**The problem:** Return the whole listing exactly as it stands.

**Information provided:**

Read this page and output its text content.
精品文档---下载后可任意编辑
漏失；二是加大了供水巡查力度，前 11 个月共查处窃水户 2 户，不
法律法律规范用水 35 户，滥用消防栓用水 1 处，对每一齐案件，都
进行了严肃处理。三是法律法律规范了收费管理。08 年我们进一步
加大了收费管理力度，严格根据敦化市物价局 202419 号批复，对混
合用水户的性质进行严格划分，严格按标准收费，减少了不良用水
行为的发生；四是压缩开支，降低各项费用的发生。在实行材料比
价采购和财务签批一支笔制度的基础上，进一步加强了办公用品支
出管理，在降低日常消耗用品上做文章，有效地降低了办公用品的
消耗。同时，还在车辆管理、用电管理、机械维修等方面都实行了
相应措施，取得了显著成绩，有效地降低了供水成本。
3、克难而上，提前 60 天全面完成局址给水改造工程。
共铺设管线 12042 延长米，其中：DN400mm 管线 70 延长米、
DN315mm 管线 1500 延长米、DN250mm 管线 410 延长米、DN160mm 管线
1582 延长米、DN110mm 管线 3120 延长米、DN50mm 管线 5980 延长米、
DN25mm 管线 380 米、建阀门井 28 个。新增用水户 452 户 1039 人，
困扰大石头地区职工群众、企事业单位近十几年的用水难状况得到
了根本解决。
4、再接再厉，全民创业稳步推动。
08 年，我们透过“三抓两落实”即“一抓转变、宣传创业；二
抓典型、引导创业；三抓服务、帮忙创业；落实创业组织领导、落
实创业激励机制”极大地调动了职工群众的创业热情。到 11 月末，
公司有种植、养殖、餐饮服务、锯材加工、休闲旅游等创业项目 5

**The completed task:**
Read this page and output its text content.
精品文档---下载后可任意编辑
漏失；二是加大了供水巡查力度，前 11 个月共查处窃水户 2 户，不
法律法律规范用水 35 户，滥用消防栓用水 1 处，对每一齐案件，都
进行了严肃处理。三是法律法律规范了收费管理。08 年我们进一步
加大了收费管理力度，严格根据敦化市物价局 202419 号批复，对混
合用水户的性质进行严格划分，严格按标准收费，减少了不良用水
行为的发生；四是压缩开支，降低各项费用的发生。在实行材料比
价采购和财务签批一支笔制度的基础上，进一步加强了办公用品支
出管理，在降低日常消耗用品上做文章，有效地降低了办公用品的
消耗。同时，还在车辆管理、用电管理、机械维修等方面都实行了
相应措施，取得了显著成绩，有效地降低了供水成本。
3、克难而上，提前 60 天全面完成局址给水改造工程。
共铺设管线 12042 延长米，其中：DN400mm 管线 70 延长米、
DN315mm 管线 1500 延长米、DN250mm 管线 410 延长米、DN160mm 管线
1582 延长米、DN110mm 管线 3120 延长米、DN50mm 管线 5980 延长米、
DN25mm 管线 380 米、建阀门井 28 个。新增用水户 452 户 1039 人，
困扰大石头地区职工群众、企事业单位近十几年的用水难状况得到
了根本解决。
4、再接再厉，全民创业稳步推动。
08 年，我们透过“三抓两落实”即“一抓转变、宣传创业；二
抓典型、引导创业；三抓服务、帮忙创业；落实创业组织领导、落
实创业激励机制”极大地调动了职工群众的创业热情。到 11 月末，
公司有种植、养殖、餐饮服务、锯材加工、休闲旅游等创业项目 5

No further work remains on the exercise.